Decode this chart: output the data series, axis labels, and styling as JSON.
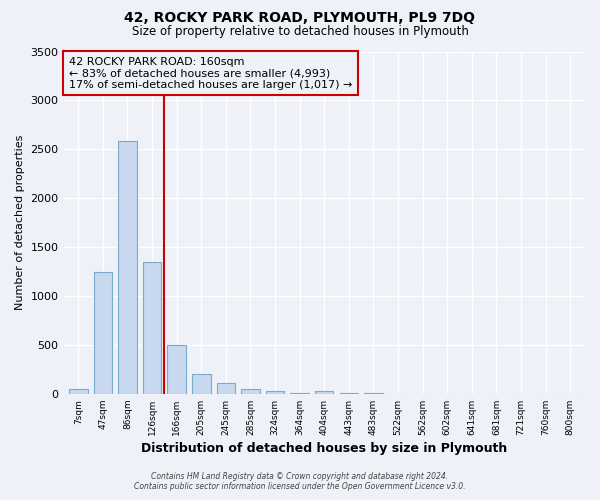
{
  "title1": "42, ROCKY PARK ROAD, PLYMOUTH, PL9 7DQ",
  "title2": "Size of property relative to detached houses in Plymouth",
  "xlabel": "Distribution of detached houses by size in Plymouth",
  "ylabel": "Number of detached properties",
  "bar_labels": [
    "7sqm",
    "47sqm",
    "86sqm",
    "126sqm",
    "166sqm",
    "205sqm",
    "245sqm",
    "285sqm",
    "324sqm",
    "364sqm",
    "404sqm",
    "443sqm",
    "483sqm",
    "522sqm",
    "562sqm",
    "602sqm",
    "641sqm",
    "681sqm",
    "721sqm",
    "760sqm",
    "800sqm"
  ],
  "bar_values": [
    50,
    1250,
    2580,
    1350,
    500,
    200,
    110,
    50,
    30,
    5,
    30,
    5,
    5,
    0,
    0,
    0,
    0,
    0,
    0,
    0,
    0
  ],
  "bar_color": "#c8d8ee",
  "bar_edgecolor": "#7aabcf",
  "vline_color": "#cc0000",
  "vline_idx": 4,
  "annotation_line1": "42 ROCKY PARK ROAD: 160sqm",
  "annotation_line2": "← 83% of detached houses are smaller (4,993)",
  "annotation_line3": "17% of semi-detached houses are larger (1,017) →",
  "ylim": [
    0,
    3500
  ],
  "yticks": [
    0,
    500,
    1000,
    1500,
    2000,
    2500,
    3000,
    3500
  ],
  "footer1": "Contains HM Land Registry data © Crown copyright and database right 2024.",
  "footer2": "Contains public sector information licensed under the Open Government Licence v3.0.",
  "bg_color": "#eef2f8",
  "grid_color": "#ffffff",
  "title_fontsize": 10,
  "subtitle_fontsize": 8.5,
  "ylabel_fontsize": 8,
  "xlabel_fontsize": 9,
  "tick_fontsize": 6.5,
  "ytick_fontsize": 8,
  "footer_fontsize": 5.5
}
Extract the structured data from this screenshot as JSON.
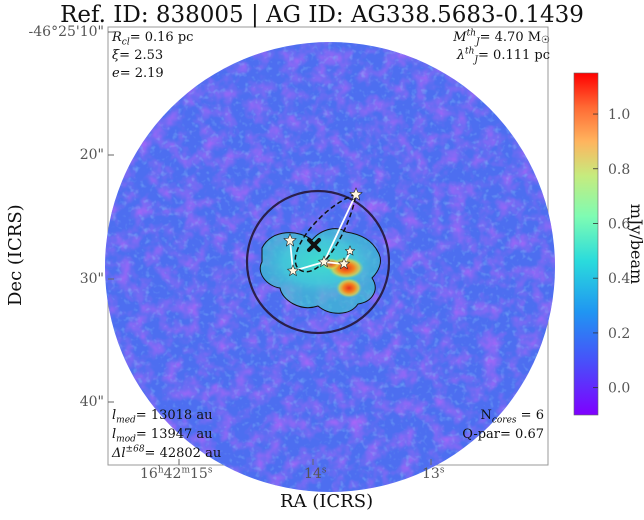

Goal
Of the lines in the material above, state how many contain the string "this"; give no other text.

Written response
2